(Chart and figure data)
☆ ☆ ☆ ☆ ☆ ☆ ☆

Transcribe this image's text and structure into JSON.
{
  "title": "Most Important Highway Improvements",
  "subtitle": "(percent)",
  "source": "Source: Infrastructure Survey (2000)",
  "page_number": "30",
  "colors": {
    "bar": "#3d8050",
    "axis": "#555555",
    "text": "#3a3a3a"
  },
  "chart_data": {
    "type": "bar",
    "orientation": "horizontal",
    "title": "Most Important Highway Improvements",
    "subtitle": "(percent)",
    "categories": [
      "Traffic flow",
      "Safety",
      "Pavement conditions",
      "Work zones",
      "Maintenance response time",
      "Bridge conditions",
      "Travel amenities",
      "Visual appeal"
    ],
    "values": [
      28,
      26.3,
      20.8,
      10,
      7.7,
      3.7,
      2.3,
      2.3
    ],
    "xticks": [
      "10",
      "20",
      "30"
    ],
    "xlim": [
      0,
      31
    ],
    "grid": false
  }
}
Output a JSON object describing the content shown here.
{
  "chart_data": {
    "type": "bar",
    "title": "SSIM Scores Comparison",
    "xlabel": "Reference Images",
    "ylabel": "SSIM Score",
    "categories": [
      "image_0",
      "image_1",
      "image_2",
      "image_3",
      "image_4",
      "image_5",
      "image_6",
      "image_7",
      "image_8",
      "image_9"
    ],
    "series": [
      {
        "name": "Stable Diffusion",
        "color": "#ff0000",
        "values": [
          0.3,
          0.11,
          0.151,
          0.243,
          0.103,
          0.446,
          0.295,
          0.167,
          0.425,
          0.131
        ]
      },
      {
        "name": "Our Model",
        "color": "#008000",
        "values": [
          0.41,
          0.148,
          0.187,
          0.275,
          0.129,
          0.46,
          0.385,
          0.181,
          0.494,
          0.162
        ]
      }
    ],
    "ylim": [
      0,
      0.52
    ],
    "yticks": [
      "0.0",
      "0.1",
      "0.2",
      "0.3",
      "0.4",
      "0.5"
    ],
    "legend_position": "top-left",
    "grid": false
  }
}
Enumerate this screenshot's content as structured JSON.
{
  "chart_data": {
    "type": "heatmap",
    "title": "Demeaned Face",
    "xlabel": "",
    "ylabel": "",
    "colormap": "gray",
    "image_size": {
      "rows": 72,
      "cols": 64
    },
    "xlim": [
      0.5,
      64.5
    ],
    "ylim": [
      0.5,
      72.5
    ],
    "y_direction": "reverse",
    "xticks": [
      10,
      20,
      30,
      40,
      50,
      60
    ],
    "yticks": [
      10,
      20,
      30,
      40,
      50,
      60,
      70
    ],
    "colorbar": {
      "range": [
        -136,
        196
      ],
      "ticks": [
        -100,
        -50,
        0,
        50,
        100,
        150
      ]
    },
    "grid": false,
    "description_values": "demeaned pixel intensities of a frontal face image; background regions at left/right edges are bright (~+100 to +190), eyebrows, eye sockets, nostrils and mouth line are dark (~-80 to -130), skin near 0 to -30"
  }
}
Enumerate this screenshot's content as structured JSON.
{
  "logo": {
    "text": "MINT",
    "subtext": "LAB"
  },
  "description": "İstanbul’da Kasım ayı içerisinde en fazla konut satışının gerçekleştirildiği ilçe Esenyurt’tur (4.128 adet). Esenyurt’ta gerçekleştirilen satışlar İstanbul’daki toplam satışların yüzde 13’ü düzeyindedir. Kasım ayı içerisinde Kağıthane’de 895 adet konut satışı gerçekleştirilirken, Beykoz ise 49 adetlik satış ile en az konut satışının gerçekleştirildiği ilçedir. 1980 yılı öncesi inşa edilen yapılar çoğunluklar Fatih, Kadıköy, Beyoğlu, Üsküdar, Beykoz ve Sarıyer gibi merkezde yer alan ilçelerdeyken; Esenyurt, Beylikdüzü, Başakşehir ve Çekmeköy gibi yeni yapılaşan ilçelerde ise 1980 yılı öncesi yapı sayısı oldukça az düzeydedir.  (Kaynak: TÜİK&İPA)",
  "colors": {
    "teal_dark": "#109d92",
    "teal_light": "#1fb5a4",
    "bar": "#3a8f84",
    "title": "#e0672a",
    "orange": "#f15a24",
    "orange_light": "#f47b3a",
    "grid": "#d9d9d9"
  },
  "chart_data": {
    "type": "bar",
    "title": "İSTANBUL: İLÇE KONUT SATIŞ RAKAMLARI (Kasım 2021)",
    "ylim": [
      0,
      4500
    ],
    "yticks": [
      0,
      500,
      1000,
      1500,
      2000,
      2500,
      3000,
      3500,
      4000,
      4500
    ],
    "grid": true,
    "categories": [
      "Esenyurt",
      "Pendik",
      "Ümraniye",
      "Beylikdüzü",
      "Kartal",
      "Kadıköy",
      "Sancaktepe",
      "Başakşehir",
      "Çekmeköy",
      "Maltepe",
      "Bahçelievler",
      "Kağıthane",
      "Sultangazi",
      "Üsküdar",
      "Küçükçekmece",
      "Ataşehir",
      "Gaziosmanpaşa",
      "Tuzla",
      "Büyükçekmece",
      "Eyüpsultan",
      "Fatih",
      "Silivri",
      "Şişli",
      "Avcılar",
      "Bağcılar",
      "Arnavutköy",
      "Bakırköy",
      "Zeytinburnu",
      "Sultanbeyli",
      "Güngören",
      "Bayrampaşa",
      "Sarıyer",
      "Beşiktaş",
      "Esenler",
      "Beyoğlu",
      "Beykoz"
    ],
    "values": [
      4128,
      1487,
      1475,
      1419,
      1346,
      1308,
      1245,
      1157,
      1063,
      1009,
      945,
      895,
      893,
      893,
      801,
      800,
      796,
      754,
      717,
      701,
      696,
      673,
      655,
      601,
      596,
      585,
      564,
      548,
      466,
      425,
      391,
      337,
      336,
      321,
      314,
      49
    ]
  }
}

☆ ☆ ☆ ☆ ☆ ☆ ☆

List all lines in the material containing the string "JSON".

◆ SOLUTION BELOW
Transcribe this image's text and structure into JSON.
Output a JSON object describing the content shown here.
Enumerate this screenshot's content as structured JSON.
Enumerate this screenshot's content as structured JSON.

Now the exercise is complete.